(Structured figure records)
──────────

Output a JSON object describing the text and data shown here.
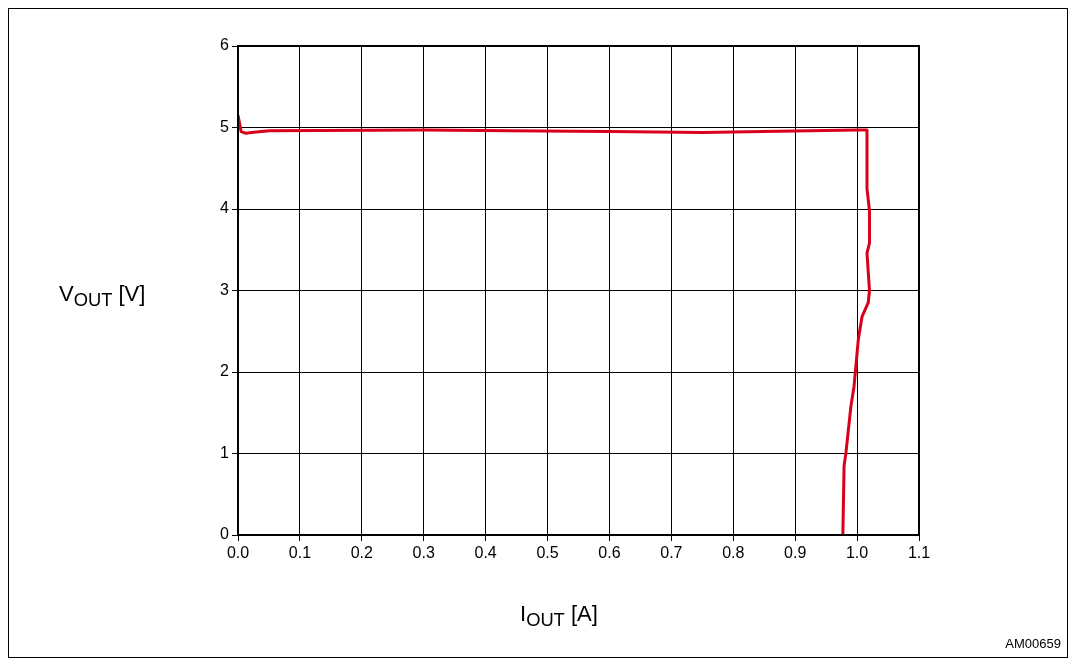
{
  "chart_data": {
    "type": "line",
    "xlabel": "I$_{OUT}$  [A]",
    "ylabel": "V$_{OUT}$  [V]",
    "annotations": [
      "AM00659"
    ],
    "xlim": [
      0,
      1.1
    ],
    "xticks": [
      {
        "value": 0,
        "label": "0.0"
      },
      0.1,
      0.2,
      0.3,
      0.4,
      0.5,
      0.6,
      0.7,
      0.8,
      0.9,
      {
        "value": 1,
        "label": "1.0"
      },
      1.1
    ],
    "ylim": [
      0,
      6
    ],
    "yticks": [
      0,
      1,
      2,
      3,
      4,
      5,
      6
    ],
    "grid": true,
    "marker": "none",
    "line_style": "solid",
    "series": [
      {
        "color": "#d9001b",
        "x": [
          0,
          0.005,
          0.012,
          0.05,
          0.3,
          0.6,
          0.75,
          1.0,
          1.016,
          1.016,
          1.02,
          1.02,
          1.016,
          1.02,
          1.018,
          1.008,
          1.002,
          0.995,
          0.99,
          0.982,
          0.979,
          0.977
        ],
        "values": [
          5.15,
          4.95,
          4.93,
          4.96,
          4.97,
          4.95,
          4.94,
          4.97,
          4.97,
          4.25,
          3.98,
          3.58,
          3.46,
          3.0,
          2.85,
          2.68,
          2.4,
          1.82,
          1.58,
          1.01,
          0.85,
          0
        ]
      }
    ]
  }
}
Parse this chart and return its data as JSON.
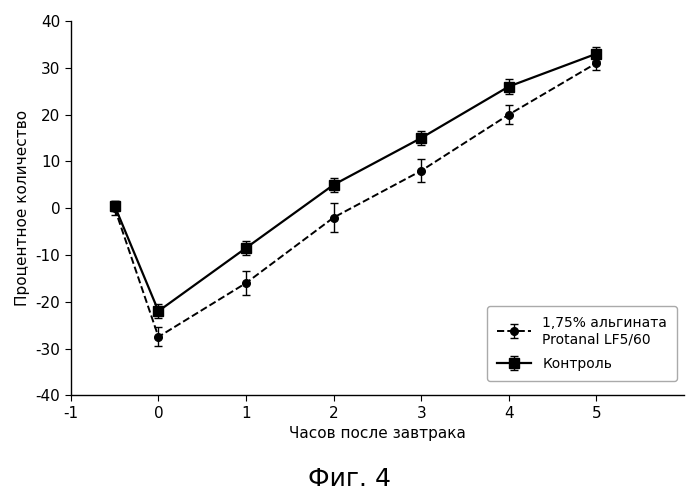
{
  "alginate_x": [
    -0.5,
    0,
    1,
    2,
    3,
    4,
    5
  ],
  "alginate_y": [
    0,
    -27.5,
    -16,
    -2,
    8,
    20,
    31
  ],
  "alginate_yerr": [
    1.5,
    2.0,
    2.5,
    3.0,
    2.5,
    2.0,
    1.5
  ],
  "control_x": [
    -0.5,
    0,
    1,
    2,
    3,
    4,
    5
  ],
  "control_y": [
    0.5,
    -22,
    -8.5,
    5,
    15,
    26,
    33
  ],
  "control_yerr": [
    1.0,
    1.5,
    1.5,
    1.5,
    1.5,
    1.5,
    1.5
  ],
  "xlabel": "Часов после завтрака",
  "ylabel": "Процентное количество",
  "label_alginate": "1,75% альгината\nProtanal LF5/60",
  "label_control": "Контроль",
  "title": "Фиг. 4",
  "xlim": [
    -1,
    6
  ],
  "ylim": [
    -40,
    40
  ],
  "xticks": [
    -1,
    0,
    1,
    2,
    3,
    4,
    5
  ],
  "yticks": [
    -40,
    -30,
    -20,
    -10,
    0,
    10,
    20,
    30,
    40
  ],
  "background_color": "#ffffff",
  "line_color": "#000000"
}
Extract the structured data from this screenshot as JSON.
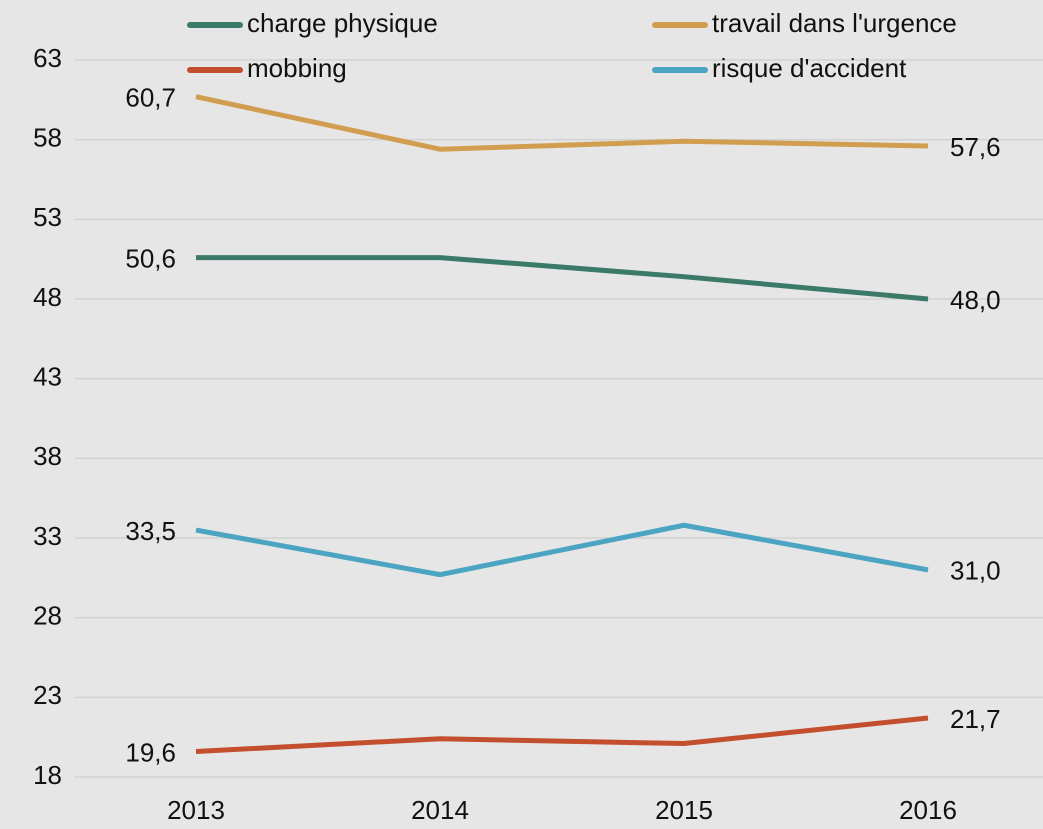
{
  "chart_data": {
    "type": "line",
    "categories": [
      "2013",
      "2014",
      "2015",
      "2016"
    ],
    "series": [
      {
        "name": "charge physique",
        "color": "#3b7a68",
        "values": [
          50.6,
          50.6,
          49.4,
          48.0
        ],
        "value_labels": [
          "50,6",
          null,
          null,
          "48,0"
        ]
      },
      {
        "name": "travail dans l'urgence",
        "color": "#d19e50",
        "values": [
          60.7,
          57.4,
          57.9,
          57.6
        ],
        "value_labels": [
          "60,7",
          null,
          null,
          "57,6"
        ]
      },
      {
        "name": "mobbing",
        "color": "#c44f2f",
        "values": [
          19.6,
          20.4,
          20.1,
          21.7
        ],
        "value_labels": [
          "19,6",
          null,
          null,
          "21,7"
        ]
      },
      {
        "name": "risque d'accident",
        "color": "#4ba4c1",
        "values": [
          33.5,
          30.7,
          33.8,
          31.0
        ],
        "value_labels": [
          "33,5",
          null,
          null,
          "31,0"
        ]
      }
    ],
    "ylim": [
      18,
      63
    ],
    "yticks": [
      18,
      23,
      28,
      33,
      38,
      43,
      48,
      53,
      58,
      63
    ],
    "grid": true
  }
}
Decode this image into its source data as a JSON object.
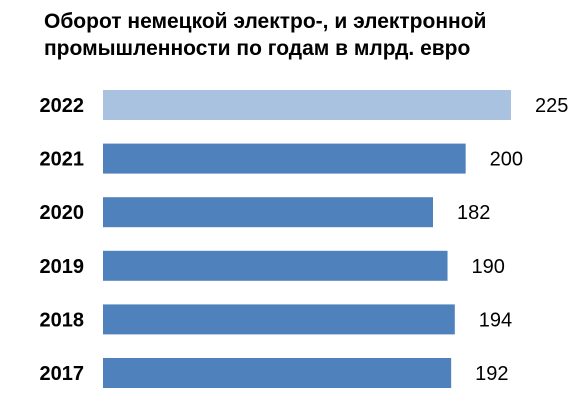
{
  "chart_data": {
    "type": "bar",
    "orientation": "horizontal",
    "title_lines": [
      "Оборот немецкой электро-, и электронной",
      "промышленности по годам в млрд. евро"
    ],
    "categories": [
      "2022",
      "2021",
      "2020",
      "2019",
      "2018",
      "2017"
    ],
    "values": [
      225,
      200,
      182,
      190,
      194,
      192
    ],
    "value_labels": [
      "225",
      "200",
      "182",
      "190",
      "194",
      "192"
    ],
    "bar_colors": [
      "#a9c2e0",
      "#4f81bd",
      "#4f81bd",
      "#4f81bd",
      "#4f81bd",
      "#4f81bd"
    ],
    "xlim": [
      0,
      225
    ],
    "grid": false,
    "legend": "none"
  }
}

──────────

Set down all the entries exactly as they appear, but skip any pictures.

Output a JSON object describing the text and data shown here.
{
  "chart_data": {
    "type": "line",
    "xlabel": "I$_{OUT}$  [A]",
    "ylabel": "V$_{OUT}$  [V]",
    "annotations": [
      "AM00659"
    ],
    "xlim": [
      0,
      1.1
    ],
    "xticks": [
      {
        "value": 0,
        "label": "0.0"
      },
      0.1,
      0.2,
      0.3,
      0.4,
      0.5,
      0.6,
      0.7,
      0.8,
      0.9,
      {
        "value": 1,
        "label": "1.0"
      },
      1.1
    ],
    "ylim": [
      0,
      6
    ],
    "yticks": [
      0,
      1,
      2,
      3,
      4,
      5,
      6
    ],
    "grid": true,
    "marker": "none",
    "line_style": "solid",
    "series": [
      {
        "color": "#d9001b",
        "x": [
          0,
          0.005,
          0.012,
          0.05,
          0.3,
          0.6,
          0.75,
          1.0,
          1.016,
          1.016,
          1.02,
          1.02,
          1.016,
          1.02,
          1.018,
          1.008,
          1.002,
          0.995,
          0.99,
          0.982,
          0.979,
          0.977
        ],
        "values": [
          5.15,
          4.95,
          4.93,
          4.96,
          4.97,
          4.95,
          4.94,
          4.97,
          4.97,
          4.25,
          3.98,
          3.58,
          3.46,
          3.0,
          2.85,
          2.68,
          2.4,
          1.82,
          1.58,
          1.01,
          0.85,
          0
        ]
      }
    ]
  }
}
Parse this chart and return its data as JSON.
{
  "alginate_x": [
    -0.5,
    0,
    1,
    2,
    3,
    4,
    5
  ],
  "alginate_y": [
    0,
    -27.5,
    -16,
    -2,
    8,
    20,
    31
  ],
  "alginate_yerr": [
    1.5,
    2.0,
    2.5,
    3.0,
    2.5,
    2.0,
    1.5
  ],
  "control_x": [
    -0.5,
    0,
    1,
    2,
    3,
    4,
    5
  ],
  "control_y": [
    0.5,
    -22,
    -8.5,
    5,
    15,
    26,
    33
  ],
  "control_yerr": [
    1.0,
    1.5,
    1.5,
    1.5,
    1.5,
    1.5,
    1.5
  ],
  "xlabel": "Часов после завтрака",
  "ylabel": "Процентное количество",
  "label_alginate": "1,75% альгината\nProtanal LF5/60",
  "label_control": "Контроль",
  "title": "Фиг. 4",
  "xlim": [
    -1,
    6
  ],
  "ylim": [
    -40,
    40
  ],
  "xticks": [
    -1,
    0,
    1,
    2,
    3,
    4,
    5
  ],
  "yticks": [
    -40,
    -30,
    -20,
    -10,
    0,
    10,
    20,
    30,
    40
  ],
  "background_color": "#ffffff",
  "line_color": "#000000"
}
Extract the structured data from this screenshot as JSON.
{
  "chart_data": {
    "type": "line",
    "categories": [
      "2013",
      "2014",
      "2015",
      "2016"
    ],
    "series": [
      {
        "name": "charge physique",
        "color": "#3b7a68",
        "values": [
          50.6,
          50.6,
          49.4,
          48.0
        ],
        "value_labels": [
          "50,6",
          null,
          null,
          "48,0"
        ]
      },
      {
        "name": "travail dans l'urgence",
        "color": "#d19e50",
        "values": [
          60.7,
          57.4,
          57.9,
          57.6
        ],
        "value_labels": [
          "60,7",
          null,
          null,
          "57,6"
        ]
      },
      {
        "name": "mobbing",
        "color": "#c44f2f",
        "values": [
          19.6,
          20.4,
          20.1,
          21.7
        ],
        "value_labels": [
          "19,6",
          null,
          null,
          "21,7"
        ]
      },
      {
        "name": "risque d'accident",
        "color": "#4ba4c1",
        "values": [
          33.5,
          30.7,
          33.8,
          31.0
        ],
        "value_labels": [
          "33,5",
          null,
          null,
          "31,0"
        ]
      }
    ],
    "ylim": [
      18,
      63
    ],
    "yticks": [
      18,
      23,
      28,
      33,
      38,
      43,
      48,
      53,
      58,
      63
    ],
    "grid": true
  }
}
Decode this image into its source data as a JSON object.
{
  "chart_data": {
    "type": "bar",
    "orientation": "horizontal",
    "title_lines": [
      "Оборот немецкой электро-, и электронной",
      "промышленности по годам в млрд. евро"
    ],
    "categories": [
      "2022",
      "2021",
      "2020",
      "2019",
      "2018",
      "2017"
    ],
    "values": [
      225,
      200,
      182,
      190,
      194,
      192
    ],
    "value_labels": [
      "225",
      "200",
      "182",
      "190",
      "194",
      "192"
    ],
    "bar_colors": [
      "#a9c2e0",
      "#4f81bd",
      "#4f81bd",
      "#4f81bd",
      "#4f81bd",
      "#4f81bd"
    ],
    "xlim": [
      0,
      225
    ],
    "grid": false,
    "legend": "none"
  }
}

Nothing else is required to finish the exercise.